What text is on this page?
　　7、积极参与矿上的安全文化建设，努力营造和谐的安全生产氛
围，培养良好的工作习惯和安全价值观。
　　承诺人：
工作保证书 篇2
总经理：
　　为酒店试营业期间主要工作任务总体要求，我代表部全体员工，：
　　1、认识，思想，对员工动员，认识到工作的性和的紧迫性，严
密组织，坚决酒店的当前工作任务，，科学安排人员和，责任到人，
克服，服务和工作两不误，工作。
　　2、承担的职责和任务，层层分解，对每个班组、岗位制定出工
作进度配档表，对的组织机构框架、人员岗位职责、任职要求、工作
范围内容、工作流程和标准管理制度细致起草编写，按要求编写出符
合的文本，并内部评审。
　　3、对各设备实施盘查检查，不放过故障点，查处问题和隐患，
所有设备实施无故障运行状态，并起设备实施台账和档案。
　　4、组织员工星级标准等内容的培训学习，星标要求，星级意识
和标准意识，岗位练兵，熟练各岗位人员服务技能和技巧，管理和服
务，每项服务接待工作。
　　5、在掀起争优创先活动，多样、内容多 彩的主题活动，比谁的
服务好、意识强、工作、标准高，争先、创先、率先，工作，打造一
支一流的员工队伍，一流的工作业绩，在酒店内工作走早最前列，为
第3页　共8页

---

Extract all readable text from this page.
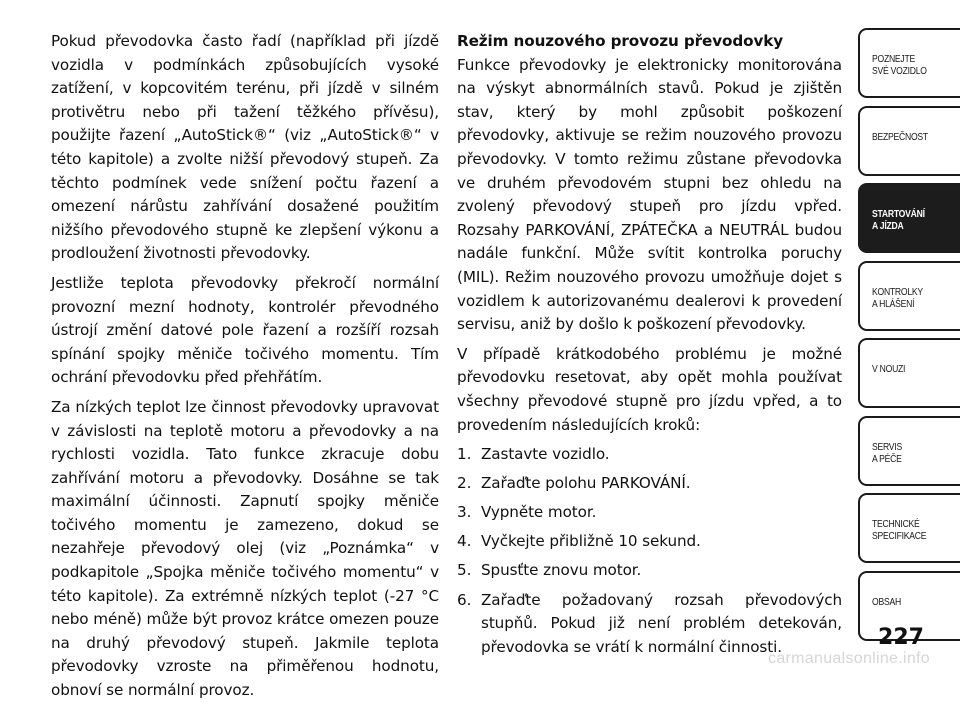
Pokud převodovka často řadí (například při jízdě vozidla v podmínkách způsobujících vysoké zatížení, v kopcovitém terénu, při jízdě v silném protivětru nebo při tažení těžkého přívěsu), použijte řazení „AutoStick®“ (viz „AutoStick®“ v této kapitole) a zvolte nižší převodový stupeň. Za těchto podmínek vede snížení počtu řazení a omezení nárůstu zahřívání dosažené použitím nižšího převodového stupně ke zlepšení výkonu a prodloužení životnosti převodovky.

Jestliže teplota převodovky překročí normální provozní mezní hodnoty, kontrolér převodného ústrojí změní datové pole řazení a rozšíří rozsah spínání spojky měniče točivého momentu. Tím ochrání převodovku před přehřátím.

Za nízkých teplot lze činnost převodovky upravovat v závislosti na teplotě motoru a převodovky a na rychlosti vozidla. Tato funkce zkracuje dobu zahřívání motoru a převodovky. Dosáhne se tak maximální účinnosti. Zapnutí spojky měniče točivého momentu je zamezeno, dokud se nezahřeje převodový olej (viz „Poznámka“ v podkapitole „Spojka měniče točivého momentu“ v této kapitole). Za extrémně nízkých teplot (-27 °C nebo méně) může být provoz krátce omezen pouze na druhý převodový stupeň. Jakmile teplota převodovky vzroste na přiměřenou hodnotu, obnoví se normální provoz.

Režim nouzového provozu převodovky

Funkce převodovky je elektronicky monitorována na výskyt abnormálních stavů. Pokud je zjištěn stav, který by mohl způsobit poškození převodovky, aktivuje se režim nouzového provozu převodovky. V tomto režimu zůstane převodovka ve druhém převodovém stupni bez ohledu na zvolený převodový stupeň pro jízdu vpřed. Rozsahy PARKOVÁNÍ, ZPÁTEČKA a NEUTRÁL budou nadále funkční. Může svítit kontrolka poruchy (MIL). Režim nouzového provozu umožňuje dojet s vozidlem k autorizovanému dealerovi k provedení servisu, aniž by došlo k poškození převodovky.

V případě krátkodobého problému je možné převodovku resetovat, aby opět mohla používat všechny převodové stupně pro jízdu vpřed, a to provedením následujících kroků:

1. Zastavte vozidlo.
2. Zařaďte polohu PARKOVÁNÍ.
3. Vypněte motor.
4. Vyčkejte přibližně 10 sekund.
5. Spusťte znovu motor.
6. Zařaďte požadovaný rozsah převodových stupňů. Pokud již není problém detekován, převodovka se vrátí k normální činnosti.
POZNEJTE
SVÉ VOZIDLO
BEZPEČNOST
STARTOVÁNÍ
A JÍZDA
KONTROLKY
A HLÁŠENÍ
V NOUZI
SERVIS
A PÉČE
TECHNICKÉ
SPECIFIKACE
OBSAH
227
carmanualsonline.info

* * *

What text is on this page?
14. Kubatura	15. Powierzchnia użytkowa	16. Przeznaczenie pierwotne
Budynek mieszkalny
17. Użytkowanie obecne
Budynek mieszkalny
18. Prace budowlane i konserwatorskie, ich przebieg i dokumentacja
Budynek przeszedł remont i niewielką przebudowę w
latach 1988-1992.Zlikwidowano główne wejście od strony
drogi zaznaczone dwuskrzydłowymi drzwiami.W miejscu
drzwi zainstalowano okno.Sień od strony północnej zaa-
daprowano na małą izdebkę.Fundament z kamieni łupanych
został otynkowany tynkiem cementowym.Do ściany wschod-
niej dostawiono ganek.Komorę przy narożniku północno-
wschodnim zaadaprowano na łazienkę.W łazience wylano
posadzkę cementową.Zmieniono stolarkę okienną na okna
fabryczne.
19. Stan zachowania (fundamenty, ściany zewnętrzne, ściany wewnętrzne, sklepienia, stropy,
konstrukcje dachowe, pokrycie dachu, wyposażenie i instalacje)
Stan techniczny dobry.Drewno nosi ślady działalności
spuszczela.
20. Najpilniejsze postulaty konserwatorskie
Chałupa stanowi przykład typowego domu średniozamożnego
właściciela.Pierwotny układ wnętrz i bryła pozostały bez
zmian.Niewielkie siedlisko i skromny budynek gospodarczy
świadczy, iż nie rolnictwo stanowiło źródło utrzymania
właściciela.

== STATED TASK ==
Look through the data and show every line containing "Zařaďte".

== EXERCISE RESULT ==
2. Zařaďte polohu PARKOVÁNÍ.
6. Zařaďte požadovaný rozsah převodových stupňů. Pokud již není problém detekován, převodovka se vrátí k normální činnosti.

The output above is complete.